__Stated exercise__: Below are the entries; state how many of their lines contain the string "Положение", and nothing more.

__Given data__:
____

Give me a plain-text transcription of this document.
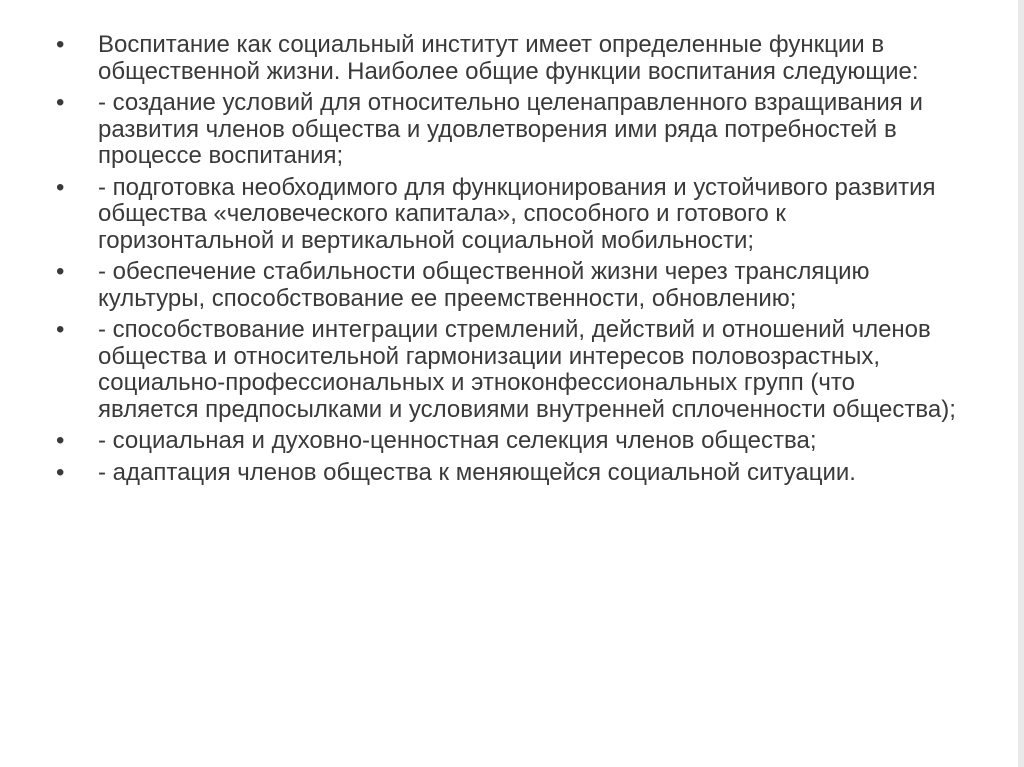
•	Воспитание как социальный институт имеет определенные функции в общественной жизни. Наиболее общие функции воспитания следующие:
•	- создание условий для относительно целенаправленного взращивания и развития членов общества и удовлетворения ими ряда потребностей в процессе воспитания;
•	- подготовка необходимого для функционирования и устойчивого развития общества «человеческого капитала», способного и готового к горизонтальной и вертикальной социальной мобильности;
•	- обеспечение стабильности общественной жизни через трансляцию культуры, способствование ее преемственности, обновлению;
•	- способствование интеграции стремлений, действий и отношений членов общества и относительной гармонизации интересов половозрастных, социально-профессиональных и этноконфессиональных групп (что является предпосылками и условиями внутренней сплоченности общества);
•	- социальная и духовно-ценностная селекция членов общества;
•	- адаптация членов общества к меняющейся социальной ситуации.
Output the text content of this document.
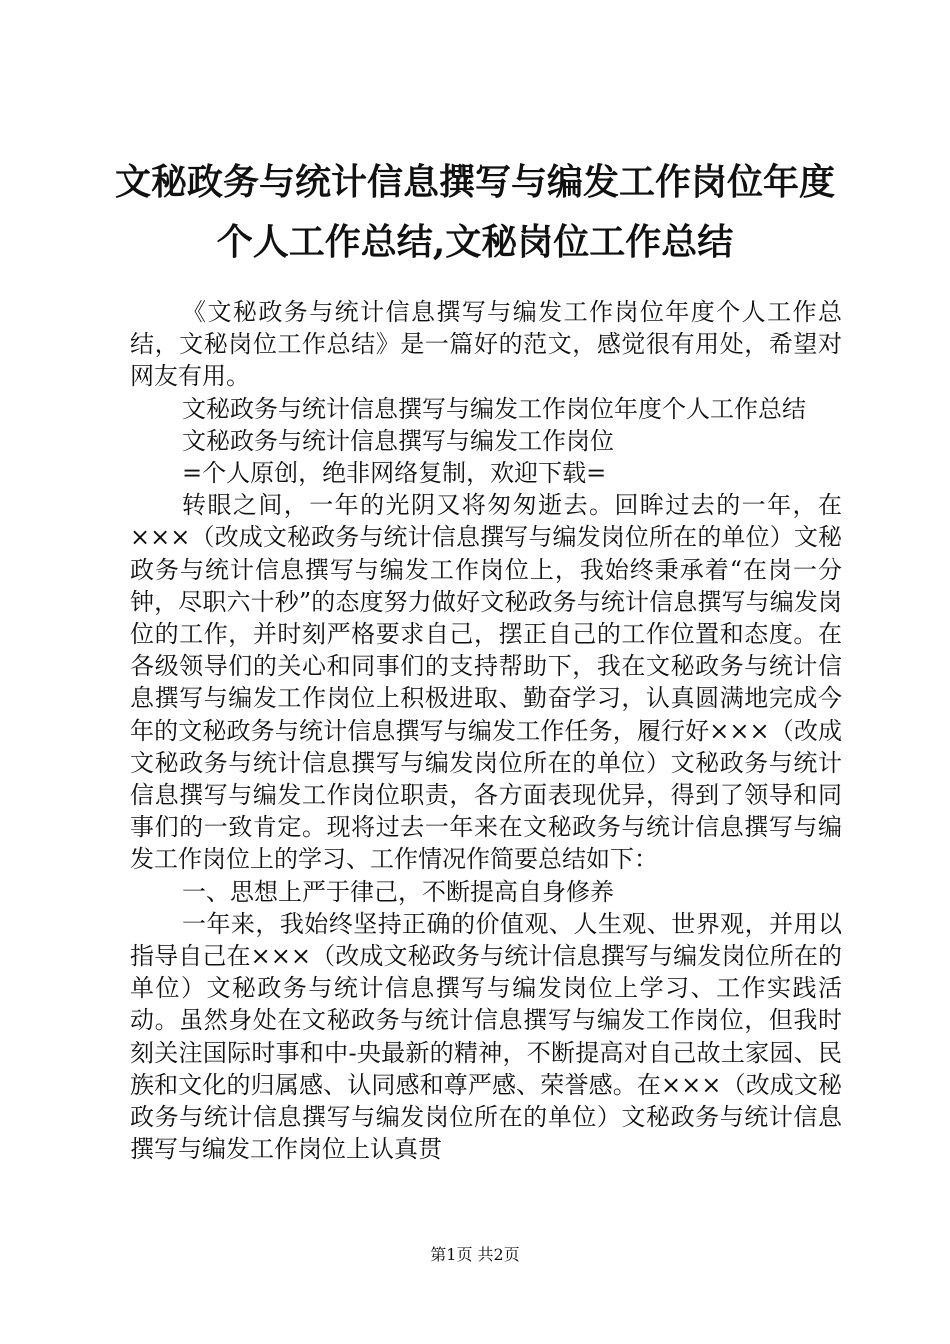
文秘政务与统计信息撰写与编发工作岗位年度
个人工作总结,文秘岗位工作总结

《文秘政务与统计信息撰写与编发工作岗位年度个人工作总结，文秘岗位工作总结》是一篇好的范文，感觉很有用处，希望对网友有用。

文秘政务与统计信息撰写与编发工作岗位年度个人工作总结

文秘政务与统计信息撰写与编发工作岗位

=个人原创，绝非网络复制，欢迎下载=

转眼之间，一年的光阴又将匆匆逝去。回眸过去的一年，在×××（改成文秘政务与统计信息撰写与编发岗位所在的单位）文秘政务与统计信息撰写与编发工作岗位上，我始终秉承着“在岗一分钟，尽职六十秒”的态度努力做好文秘政务与统计信息撰写与编发岗位的工作，并时刻严格要求自己，摆正自己的工作位置和态度。在各级领导们的关心和同事们的支持帮助下，我在文秘政务与统计信息撰写与编发工作岗位上积极进取、勤奋学习，认真圆满地完成今年的文秘政务与统计信息撰写与编发工作任务，履行好×××（改成文秘政务与统计信息撰写与编发岗位所在的单位）文秘政务与统计信息撰写与编发工作岗位职责，各方面表现优异，得到了领导和同事们的一致肯定。现将过去一年来在文秘政务与统计信息撰写与编发工作岗位上的学习、工作情况作简要总结如下：

一、思想上严于律己，不断提高自身修养

一年来，我始终坚持正确的价值观、人生观、世界观，并用以指导自己在×××（改成文秘政务与统计信息撰写与编发岗位所在的单位）文秘政务与统计信息撰写与编发岗位上学习、工作实践活动。虽然身处在文秘政务与统计信息撰写与编发工作岗位，但我时刻关注国际时事和中-央最新的精神，不断提高对自己故土家园、民族和文化的归属感、认同感和尊严感、荣誉感。在×××（改成文秘政务与统计信息撰写与编发岗位所在的单位）文秘政务与统计信息撰写与编发工作岗位上认真贯

第1页 共2页
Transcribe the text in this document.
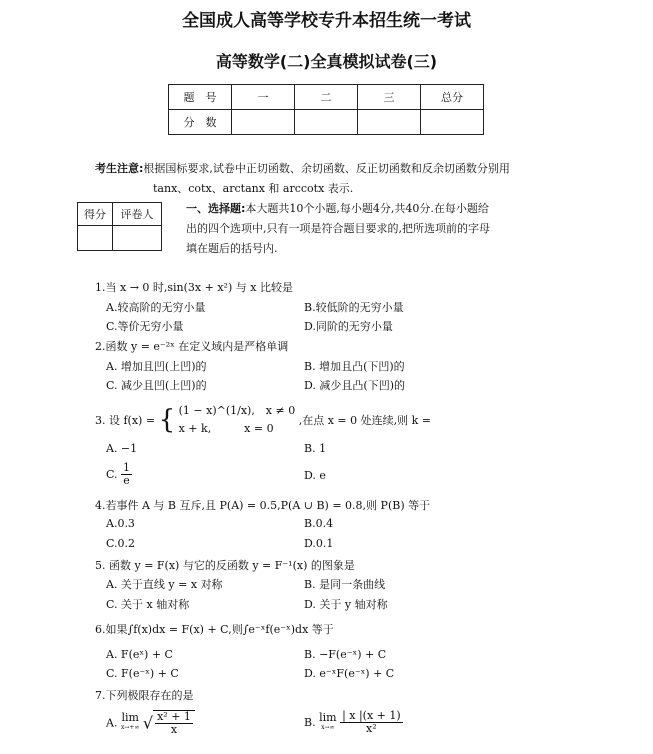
全国成人高等学校专升本招生统一考试
高等数学(二)全真模拟试卷(三)
题　号	一	二	三	总分
分　数				
考生注意:根据国标要求,试卷中正切函数、余切函数、反正切函数和反余切函数分别用
tanx、cotx、arctanx 和 arccotx 表示.
得分	评卷人
		一、选择题:本大题共10个小题,每小题4分,共40分.在每小题给
出的四个选项中,只有一项是符合题目要求的,把所选项前的字母
填在题后的括号内.
1.当 x → 0 时,sin(3x + x²) 与 x 比较是
A.较高阶的无穷小量	B.较低阶的无穷小量
C.等价无穷小量	D.同阶的无穷小量
2.函数 y = e⁻²ˣ 在定义域内是严格单调
A. 增加且凹(上凹)的	B. 增加且凸(下凹)的
C. 减少且凹(上凹)的	D. 减少且凸(下凹)的
3. 设 f(x) = { (1 − x)^(1/x),　x ≠ 0
x + k,　　　x = 0
,在点 x = 0 处连续,则 k =
A. −1	B. 1
C. $\frac{1}{e}$	D. e
4.若事件 A 与 B 互斥,且 P(A) = 0.5,P(A ∪ B) = 0.8,则 P(B) 等于
A.0.3	B.0.4
C.0.2	D.0.1
5. 函数 y = F(x) 与它的反函数 y = F⁻¹(x) 的图象是
A. 关于直线 y = x 对称	B. 是同一条曲线
C. 关于 x 轴对称	D. 关于 y 轴对称
6.如果∫f(x)dx = F(x) + C,则∫e⁻ˣf(e⁻ˣ)dx 等于
A. F(eˣ) + C	B. −F(e⁻ˣ) + C
C. F(e⁻ˣ) + C	D. e⁻ˣF(e⁻ˣ) + C
7.下列极限存在的是
A. lim
x→+∞ √ $\frac{\text{x² + 1}}{x}$	B. lim
x→∞
$\frac{| x |(x + 1)}{\text{x²}}$
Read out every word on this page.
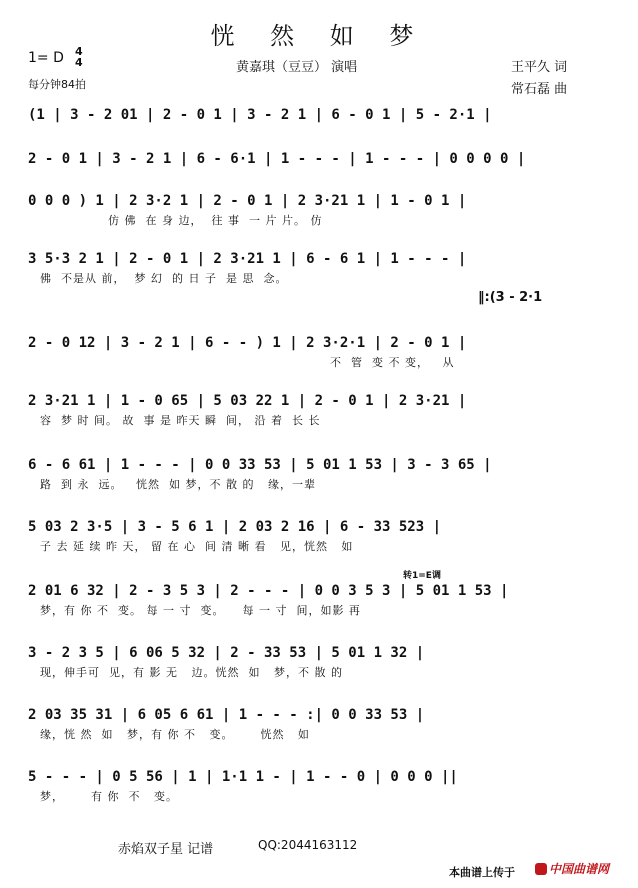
恍 然 如 梦
1= D 4
4
每分钟84拍
黄嘉琪（豆豆） 演唱	王平久 词
常石磊 曲
(1 | 3 - 2 01 | 2 - 0 1 | 3 - 2 1 | 6 - 0 1 | 5 - 2·1 |
2 - 0 1 | 3 - 2 1 | 6 - 6·1 | 1 - - - | 1 - - - | 0 0 0 0 |
0 0 0 ) 1 | 2 3·2 1 | 2 - 0 1 | 2 3·21 1 | 1 - 0 1 |
仿 佛  在 身 边，  往 事  一 片 片。 仿
3 5·3 2 1 | 2 - 0 1 | 2 3·21 1 | 6 - 6 1 | 1 - - - |
佛  不是从 前，  梦 幻  的 日 子  是 思  念。
‖:(3 - 2·1
2 - 0 12 | 3 - 2 1 | 6 - - ) 1 | 2 3·2·1 | 2 - 0 1 |
不  管  变 不 变，   从
2 3·21 1 | 1 - 0 65 | 5 03 22 1 | 2 - 0 1 | 2 3·21 |
容  梦 时 间。 故  事 是 昨天 瞬  间， 沿 着  长 长
6 - 6 61 | 1 - - - | 0 0 33 53 | 5 01 1 53 | 3 - 3 65 |
路  到 永  远。   恍然  如 梦，不 散 的   缘，一辈
5 03 2 3·5 | 3 - 5 6 1 | 2 03 2 16 | 6 - 33 523 |
子 去 延 续 昨 天， 留 在 心  间 清 晰 看   见，恍然   如
转1=E调
2 01 6 32 | 2 - 3 5 3 | 2 - - - | 0 0 3 5 3 | 5 01 1 53 |
梦，有 你 不  变。 每 一 寸  变。    每 一 寸  间，如影 再
3 - 2 3 5 | 6 06 5 32 | 2 - 33 53 | 5 01 1 32 |
现，伸手可  见，有 影 无   边。恍然  如   梦，不 散 的
2 03 35 31 | 6 05 6 61 | 1 - - - :| 0 0 33 53 |
缘，恍 然  如   梦，有 你 不   变。      恍然   如
5 - - - | 0 5 56 | 1 | 1·1 1 - | 1 - - 0 | 0 0 0 ||
梦，      有 你  不   变。
赤焰双子星 记谱	QQ:2044163112
本曲谱上传于	中国曲谱网
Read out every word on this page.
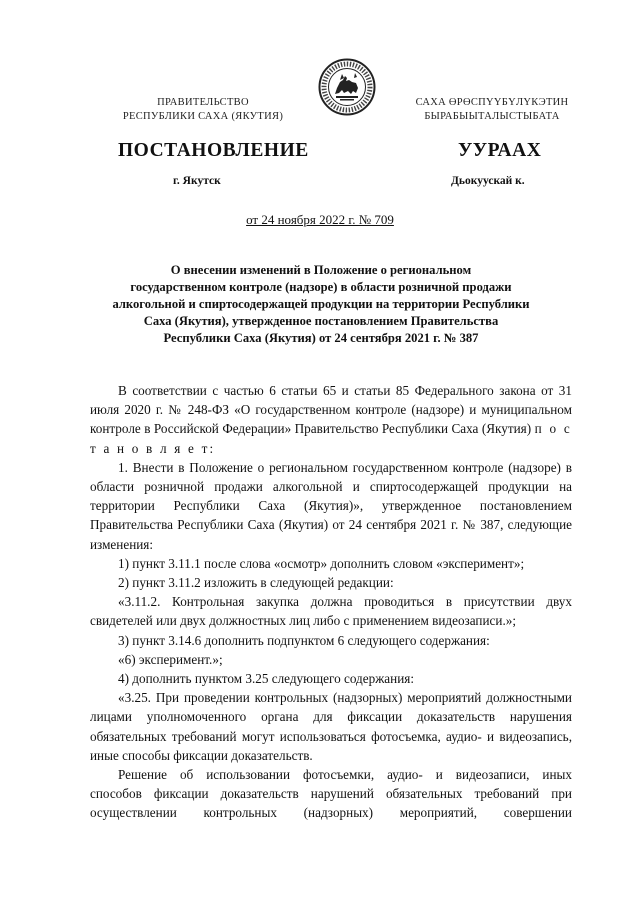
ПРАВИТЕЛЬСТВО
РЕСПУБЛИКИ САХА (ЯКУТИЯ)
САХА ӨРӨСПҮҮБҮЛҮКЭТИН
БЫРАБЫЫТАЛЫСТЫБАТА
ПОСТАНОВЛЕНИЕ	УУРААХ
г. Якутск	Дьокуускай к.
от 24 ноября 2022 г. № 709
О внесении изменений в Положение о региональном
государственном контроле (надзоре) в области розничной продажи
алкогольной и спиртосодержащей продукции на территории Республики
Саха (Якутия), утвержденное постановлением Правительства
Республики Саха (Якутия) от 24 сентября 2021 г. № 387

В соответствии с частью 6 статьи 65 и статьи 85 Федерального закона от 31 июля 2020 г. № 248-ФЗ «О государственном контроле (надзоре) и муниципальном контроле в Российской Федерации» Правительство Республики Саха (Якутия) п о с т а н о в л я е т:

1. Внести в Положение о региональном государственном контроле (надзоре) в области розничной продажи алкогольной и спиртосодержащей продукции на территории Республики Саха (Якутия)», утвержденное постановлением Правительства Республики Саха (Якутия) от 24 сентября 2021 г. № 387, следующие изменения:

1) пункт 3.11.1 после слова «осмотр» дополнить словом «эксперимент»;

2) пункт 3.11.2 изложить в следующей редакции:

«3.11.2. Контрольная закупка должна проводиться в присутствии двух свидетелей или двух должностных лиц либо с применением видеозаписи.»;

3) пункт 3.14.6 дополнить подпунктом 6 следующего содержания:

«6) эксперимент.»;

4) дополнить пунктом 3.25 следующего содержания:

«3.25. При проведении контрольных (надзорных) мероприятий должностными лицами уполномоченного органа для фиксации доказательств нарушения обязательных требований могут использоваться фотосъемка, аудио- и видеозапись, иные способы фиксации доказательств.

Решение об использовании фотосъемки, аудио- и видеозаписи, иных
способов фиксации доказательств нарушений обязательных требований при
осуществлении контрольных (надзорных) мероприятий, совершении
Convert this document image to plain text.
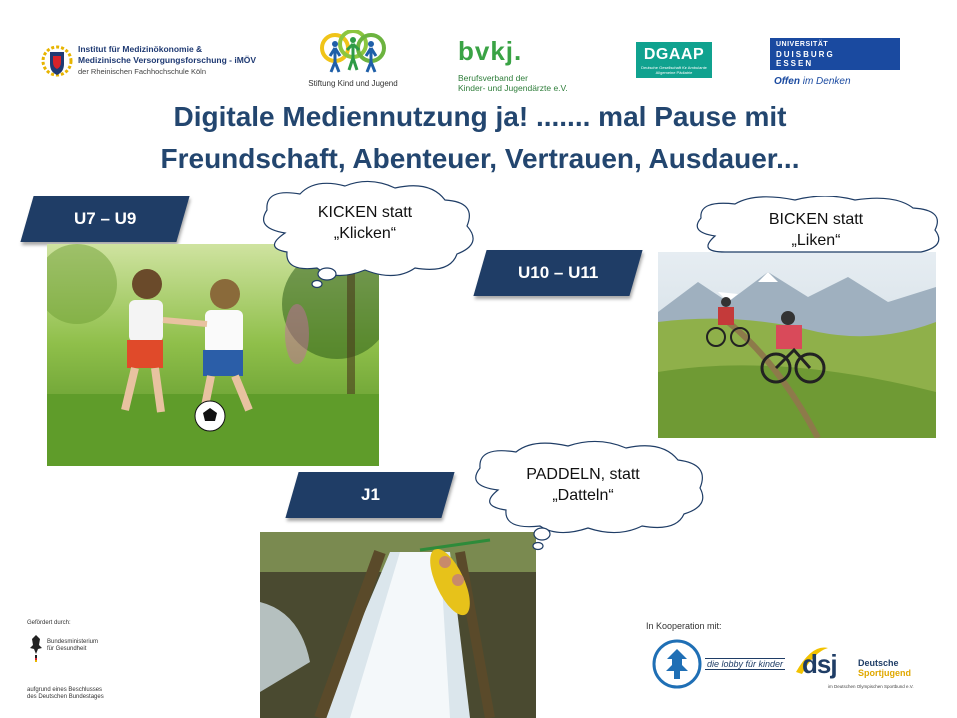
Institut für Medizinökonomie &
Medizinische Versorgungsforschung - iMÖV
der Rheinischen Fachhochschule Köln
Stiftung Kind und Jugend
bvkj.
Berufsverband der
Kinder- und Jugendärzte e.V.
DGAAP
Deutsche Gesellschaft für Ambulante Allgemeine Pädiatrie
UNIVERSITÄT
DUISBURG
ESSEN
Offen im Denken
Digitale Mediennutzung ja! ....... mal Pause mit
Freundschaft, Abenteuer, Vertrauen, Ausdauer...
U7 – U9	KICKEN statt
„Klicken“
U10 – U11
BICKEN statt
„Liken“
J1
PADDELN, statt
„Datteln“
Gefördert durch:
Bundesministerium
für Gesundheit
aufgrund eines Beschlusses
des Deutschen Bundestages
In Kooperation mit:
die lobby für kinder dsj Deutsche
Sportjugend
im Deutschen Olympischen Sportbund e.V.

____

__Exercise result__: 2